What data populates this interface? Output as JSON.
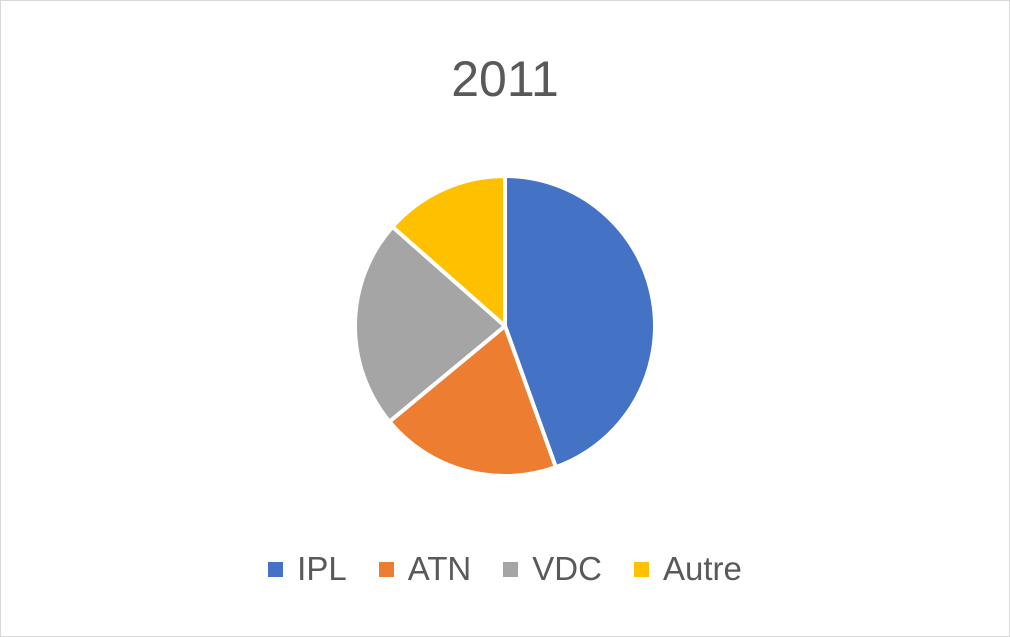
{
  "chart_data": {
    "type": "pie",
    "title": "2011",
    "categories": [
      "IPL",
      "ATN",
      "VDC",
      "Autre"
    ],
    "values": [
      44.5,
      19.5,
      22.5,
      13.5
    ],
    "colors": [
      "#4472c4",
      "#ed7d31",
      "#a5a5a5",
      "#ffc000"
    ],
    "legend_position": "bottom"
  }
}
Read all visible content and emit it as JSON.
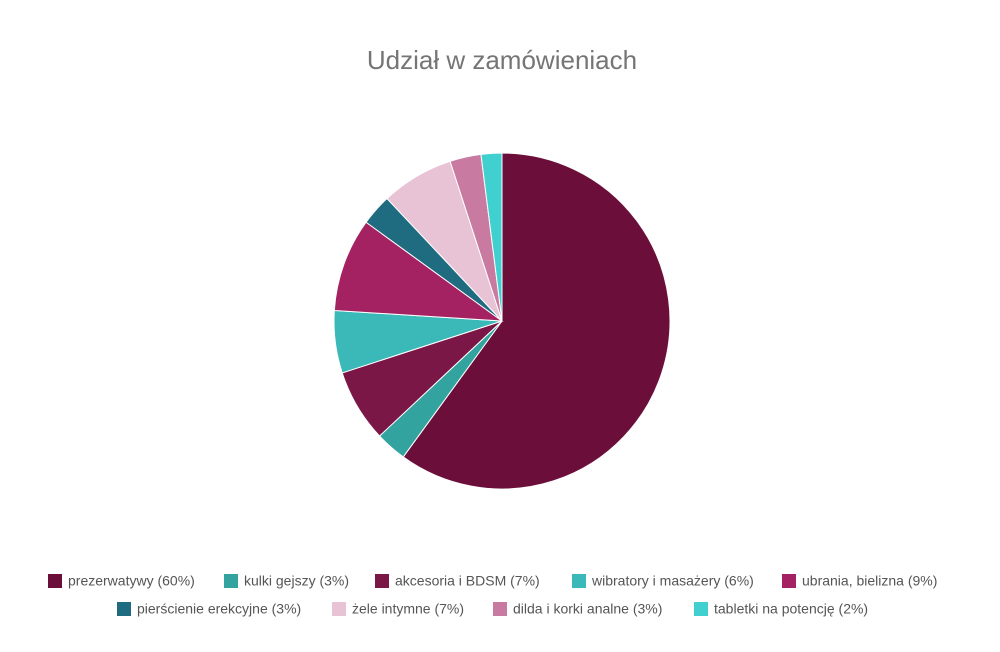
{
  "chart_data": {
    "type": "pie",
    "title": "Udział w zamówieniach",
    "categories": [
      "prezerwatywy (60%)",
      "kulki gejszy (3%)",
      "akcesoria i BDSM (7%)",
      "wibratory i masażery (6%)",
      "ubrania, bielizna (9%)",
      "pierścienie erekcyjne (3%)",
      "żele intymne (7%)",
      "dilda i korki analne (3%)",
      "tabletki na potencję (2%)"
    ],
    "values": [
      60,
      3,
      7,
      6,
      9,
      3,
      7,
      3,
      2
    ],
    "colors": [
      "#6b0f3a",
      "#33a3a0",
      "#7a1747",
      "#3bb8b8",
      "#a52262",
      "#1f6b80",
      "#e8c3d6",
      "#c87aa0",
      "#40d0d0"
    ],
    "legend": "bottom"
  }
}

#####

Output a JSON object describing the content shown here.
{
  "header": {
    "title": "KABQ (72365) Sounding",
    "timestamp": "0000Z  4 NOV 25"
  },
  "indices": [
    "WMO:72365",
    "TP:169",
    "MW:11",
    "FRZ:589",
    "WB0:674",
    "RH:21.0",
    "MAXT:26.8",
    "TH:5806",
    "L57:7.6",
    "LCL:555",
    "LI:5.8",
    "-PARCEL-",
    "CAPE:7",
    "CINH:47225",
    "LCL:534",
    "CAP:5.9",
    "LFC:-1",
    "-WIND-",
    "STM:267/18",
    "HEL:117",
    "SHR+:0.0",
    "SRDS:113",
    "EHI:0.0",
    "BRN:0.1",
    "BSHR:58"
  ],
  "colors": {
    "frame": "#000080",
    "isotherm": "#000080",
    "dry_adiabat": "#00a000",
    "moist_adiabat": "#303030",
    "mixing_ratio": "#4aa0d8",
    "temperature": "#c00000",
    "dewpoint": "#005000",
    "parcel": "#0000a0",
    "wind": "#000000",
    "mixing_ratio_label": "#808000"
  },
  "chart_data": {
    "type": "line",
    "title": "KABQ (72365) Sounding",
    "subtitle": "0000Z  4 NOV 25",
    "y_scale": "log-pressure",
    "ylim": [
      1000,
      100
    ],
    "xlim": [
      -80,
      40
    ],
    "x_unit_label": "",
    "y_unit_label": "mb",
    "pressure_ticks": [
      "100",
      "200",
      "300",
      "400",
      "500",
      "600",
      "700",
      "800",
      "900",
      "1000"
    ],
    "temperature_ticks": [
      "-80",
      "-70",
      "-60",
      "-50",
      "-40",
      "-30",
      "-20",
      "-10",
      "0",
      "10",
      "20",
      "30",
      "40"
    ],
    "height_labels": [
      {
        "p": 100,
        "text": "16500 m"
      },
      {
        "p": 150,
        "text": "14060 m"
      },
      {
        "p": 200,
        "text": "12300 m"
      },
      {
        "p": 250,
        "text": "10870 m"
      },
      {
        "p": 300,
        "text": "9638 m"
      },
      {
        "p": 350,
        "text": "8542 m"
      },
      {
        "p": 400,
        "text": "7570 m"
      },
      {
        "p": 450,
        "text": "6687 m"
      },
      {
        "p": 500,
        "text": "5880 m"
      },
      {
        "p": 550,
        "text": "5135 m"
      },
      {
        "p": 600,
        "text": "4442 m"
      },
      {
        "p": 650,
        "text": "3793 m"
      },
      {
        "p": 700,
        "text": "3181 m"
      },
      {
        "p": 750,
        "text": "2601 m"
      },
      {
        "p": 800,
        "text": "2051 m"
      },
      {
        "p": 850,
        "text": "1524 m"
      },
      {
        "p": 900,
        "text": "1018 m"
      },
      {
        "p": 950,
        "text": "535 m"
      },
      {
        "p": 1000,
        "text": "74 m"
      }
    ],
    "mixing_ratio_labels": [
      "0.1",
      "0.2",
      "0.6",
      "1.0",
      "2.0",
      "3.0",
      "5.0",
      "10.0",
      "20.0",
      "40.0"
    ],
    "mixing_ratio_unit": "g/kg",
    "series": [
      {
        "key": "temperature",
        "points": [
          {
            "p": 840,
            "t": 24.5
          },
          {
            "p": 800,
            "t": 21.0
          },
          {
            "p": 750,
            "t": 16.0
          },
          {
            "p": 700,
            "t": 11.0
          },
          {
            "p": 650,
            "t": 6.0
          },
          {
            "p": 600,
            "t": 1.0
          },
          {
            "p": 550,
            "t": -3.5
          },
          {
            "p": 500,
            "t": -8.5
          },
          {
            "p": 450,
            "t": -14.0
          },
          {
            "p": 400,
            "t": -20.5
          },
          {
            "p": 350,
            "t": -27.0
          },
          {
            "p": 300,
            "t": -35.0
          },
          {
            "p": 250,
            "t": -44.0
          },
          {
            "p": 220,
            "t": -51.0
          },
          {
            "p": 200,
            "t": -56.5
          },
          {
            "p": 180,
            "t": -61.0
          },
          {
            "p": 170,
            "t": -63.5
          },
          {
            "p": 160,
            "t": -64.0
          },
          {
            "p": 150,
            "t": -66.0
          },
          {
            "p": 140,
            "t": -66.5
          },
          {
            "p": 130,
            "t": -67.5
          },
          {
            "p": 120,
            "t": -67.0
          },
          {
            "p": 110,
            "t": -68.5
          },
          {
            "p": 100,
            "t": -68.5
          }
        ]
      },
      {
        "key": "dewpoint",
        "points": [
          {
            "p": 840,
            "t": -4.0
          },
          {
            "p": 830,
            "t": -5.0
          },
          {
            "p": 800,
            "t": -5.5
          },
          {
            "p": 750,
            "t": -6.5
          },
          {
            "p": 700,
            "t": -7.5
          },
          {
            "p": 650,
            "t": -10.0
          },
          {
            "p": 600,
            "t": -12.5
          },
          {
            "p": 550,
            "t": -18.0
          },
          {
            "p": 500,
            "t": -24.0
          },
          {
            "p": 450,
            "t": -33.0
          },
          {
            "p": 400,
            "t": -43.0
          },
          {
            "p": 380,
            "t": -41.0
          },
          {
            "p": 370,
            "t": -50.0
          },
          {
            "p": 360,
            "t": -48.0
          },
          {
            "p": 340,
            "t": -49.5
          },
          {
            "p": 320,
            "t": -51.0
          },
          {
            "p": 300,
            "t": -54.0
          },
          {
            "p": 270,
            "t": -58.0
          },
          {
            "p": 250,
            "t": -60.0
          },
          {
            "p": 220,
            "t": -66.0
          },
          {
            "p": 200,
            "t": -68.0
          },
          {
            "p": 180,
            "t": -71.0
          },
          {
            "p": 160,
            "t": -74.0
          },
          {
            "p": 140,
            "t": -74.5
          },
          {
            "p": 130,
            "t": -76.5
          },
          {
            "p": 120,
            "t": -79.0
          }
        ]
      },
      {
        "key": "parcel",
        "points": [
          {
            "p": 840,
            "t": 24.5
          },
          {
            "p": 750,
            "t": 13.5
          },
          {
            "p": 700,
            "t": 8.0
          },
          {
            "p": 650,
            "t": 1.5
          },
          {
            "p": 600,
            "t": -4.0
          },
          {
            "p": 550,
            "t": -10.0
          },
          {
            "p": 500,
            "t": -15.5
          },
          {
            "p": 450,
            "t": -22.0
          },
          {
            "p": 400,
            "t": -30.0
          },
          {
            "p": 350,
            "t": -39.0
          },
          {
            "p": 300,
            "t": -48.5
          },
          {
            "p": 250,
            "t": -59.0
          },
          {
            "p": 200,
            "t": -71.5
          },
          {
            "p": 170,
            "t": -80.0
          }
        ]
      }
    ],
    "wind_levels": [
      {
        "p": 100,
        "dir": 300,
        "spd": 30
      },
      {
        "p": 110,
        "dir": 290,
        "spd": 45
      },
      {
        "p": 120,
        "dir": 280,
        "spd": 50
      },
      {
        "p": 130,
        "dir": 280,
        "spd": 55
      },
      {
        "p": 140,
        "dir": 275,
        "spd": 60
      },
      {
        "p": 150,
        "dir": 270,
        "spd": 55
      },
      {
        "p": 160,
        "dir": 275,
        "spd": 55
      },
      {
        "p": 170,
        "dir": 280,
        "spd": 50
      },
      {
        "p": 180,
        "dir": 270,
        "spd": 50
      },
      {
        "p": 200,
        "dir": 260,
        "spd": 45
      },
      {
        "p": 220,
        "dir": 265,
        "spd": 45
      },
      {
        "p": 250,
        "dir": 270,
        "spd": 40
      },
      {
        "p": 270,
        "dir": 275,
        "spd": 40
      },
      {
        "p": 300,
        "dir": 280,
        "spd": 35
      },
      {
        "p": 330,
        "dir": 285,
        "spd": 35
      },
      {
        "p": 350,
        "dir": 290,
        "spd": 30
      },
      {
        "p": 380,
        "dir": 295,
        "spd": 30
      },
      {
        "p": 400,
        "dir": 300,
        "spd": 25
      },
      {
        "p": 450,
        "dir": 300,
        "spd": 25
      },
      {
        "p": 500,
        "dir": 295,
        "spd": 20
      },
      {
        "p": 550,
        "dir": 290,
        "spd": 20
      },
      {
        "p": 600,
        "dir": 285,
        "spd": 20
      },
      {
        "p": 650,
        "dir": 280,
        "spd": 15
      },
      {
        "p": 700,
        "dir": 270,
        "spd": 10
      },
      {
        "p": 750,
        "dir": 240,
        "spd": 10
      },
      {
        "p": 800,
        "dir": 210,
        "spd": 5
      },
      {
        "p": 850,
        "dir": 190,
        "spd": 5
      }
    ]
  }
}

#####

◆ WORK REQUIRED:
Pick out the lines above containing the word "Output", then copy them.

◆ COMPLETED TASK:
What data populates this interface? Output as JSON.
Output a JSON object describing the content shown here.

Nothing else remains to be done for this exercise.